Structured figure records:
========================

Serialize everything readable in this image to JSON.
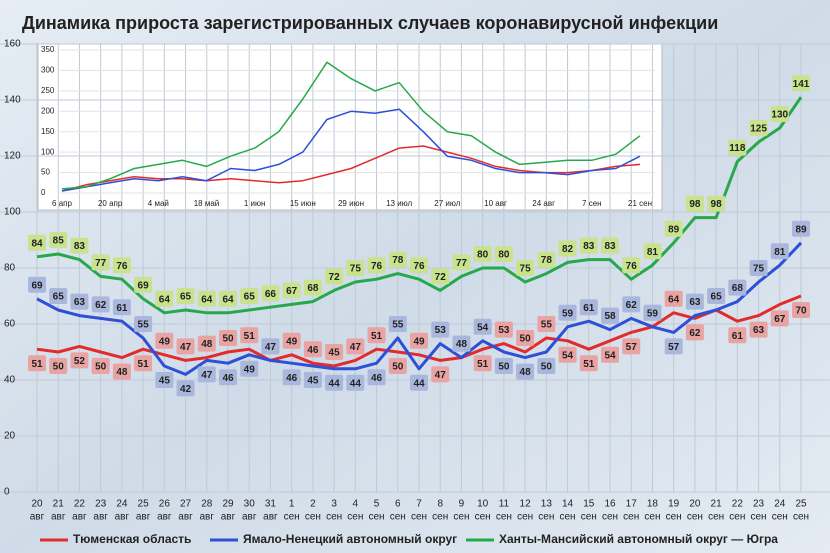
{
  "chart_data": [
    {
      "type": "line",
      "title": "Динамика прироста зарегистрированных случаев коронавирусной инфекции",
      "categories": [
        "20",
        "21",
        "22",
        "23",
        "24",
        "25",
        "26",
        "27",
        "28",
        "29",
        "30",
        "31",
        "1",
        "2",
        "3",
        "4",
        "5",
        "6",
        "7",
        "8",
        "9",
        "10",
        "11",
        "12",
        "13",
        "14",
        "15",
        "16",
        "17",
        "18",
        "19",
        "20",
        "21",
        "22",
        "23",
        "24",
        "25"
      ],
      "category_months": [
        "авг",
        "авг",
        "авг",
        "авг",
        "авг",
        "авг",
        "авг",
        "авг",
        "авг",
        "авг",
        "авг",
        "авг",
        "сен",
        "сен",
        "сен",
        "сен",
        "сен",
        "сен",
        "сен",
        "сен",
        "сен",
        "сен",
        "сен",
        "сен",
        "сен",
        "сен",
        "сен",
        "сен",
        "сен",
        "сен",
        "сен",
        "сен",
        "сен",
        "сен",
        "сен",
        "сен",
        "сен"
      ],
      "series": [
        {
          "name": "Тюменская область",
          "color": "#e32b2b",
          "label_color": "#e9a3a3",
          "values": [
            51,
            50,
            52,
            50,
            48,
            51,
            49,
            47,
            48,
            50,
            51,
            47,
            49,
            46,
            45,
            47,
            51,
            50,
            49,
            47,
            48,
            51,
            53,
            50,
            55,
            54,
            51,
            54,
            57,
            59,
            64,
            62,
            65,
            61,
            63,
            67,
            70
          ]
        },
        {
          "name": "Ямало-Ненецкий автономный округ",
          "color": "#2e4fd6",
          "label_color": "#a9b7dc",
          "values": [
            69,
            65,
            63,
            62,
            61,
            55,
            45,
            42,
            47,
            46,
            49,
            47,
            46,
            45,
            44,
            44,
            46,
            55,
            44,
            53,
            48,
            54,
            50,
            48,
            50,
            59,
            61,
            58,
            62,
            59,
            57,
            63,
            65,
            68,
            75,
            81,
            89
          ]
        },
        {
          "name": "Ханты-Мансийский автономный округ — Югра",
          "color": "#27a84a",
          "label_color": "#c9e28e",
          "values": [
            84,
            85,
            83,
            77,
            76,
            69,
            64,
            65,
            64,
            64,
            65,
            66,
            67,
            68,
            72,
            75,
            76,
            78,
            76,
            72,
            77,
            80,
            80,
            75,
            78,
            82,
            83,
            83,
            76,
            81,
            89,
            98,
            98,
            118,
            125,
            130,
            141
          ]
        }
      ],
      "ylim": [
        0,
        160
      ],
      "yticks": [
        0,
        20,
        40,
        60,
        80,
        100,
        120,
        140,
        160
      ],
      "grid": true
    },
    {
      "type": "line",
      "categories": [
        "6 апр",
        null,
        "20 апр",
        null,
        "4 май",
        null,
        "18 май",
        null,
        "1 июн",
        null,
        "15 июн",
        null,
        "29 июн",
        null,
        "13 июл",
        null,
        "27 июл",
        null,
        "10 авг",
        null,
        "24 авг",
        null,
        "7 сен",
        null,
        "21 сен"
      ],
      "series": [
        {
          "color": "#e32b2b",
          "values": [
            5,
            20,
            30,
            40,
            35,
            35,
            30,
            35,
            30,
            25,
            30,
            45,
            60,
            85,
            110,
            115,
            100,
            85,
            65,
            55,
            50,
            50,
            55,
            65,
            70
          ]
        },
        {
          "color": "#2e4fd6",
          "values": [
            5,
            15,
            25,
            35,
            30,
            40,
            30,
            60,
            55,
            70,
            100,
            180,
            200,
            195,
            205,
            150,
            90,
            80,
            60,
            50,
            50,
            45,
            55,
            60,
            90
          ]
        },
        {
          "color": "#27a84a",
          "values": [
            10,
            15,
            35,
            60,
            70,
            80,
            65,
            90,
            110,
            150,
            230,
            320,
            280,
            250,
            270,
            200,
            150,
            140,
            100,
            70,
            75,
            80,
            80,
            95,
            140
          ]
        }
      ],
      "ylim": [
        0,
        350
      ],
      "yticks": [
        0,
        50,
        100,
        150,
        200,
        250,
        300,
        350
      ],
      "grid": true
    }
  ]
}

========================

• [WHAT TO WORK ON]:
Select from the material above each line in which the string "округ" appears, and list those lines.

• [RESPONSE BELOW]:
          "name": "Ямало-Ненецкий автономный округ",
          "name": "Ханты-Мансийский автономный округ — Югра",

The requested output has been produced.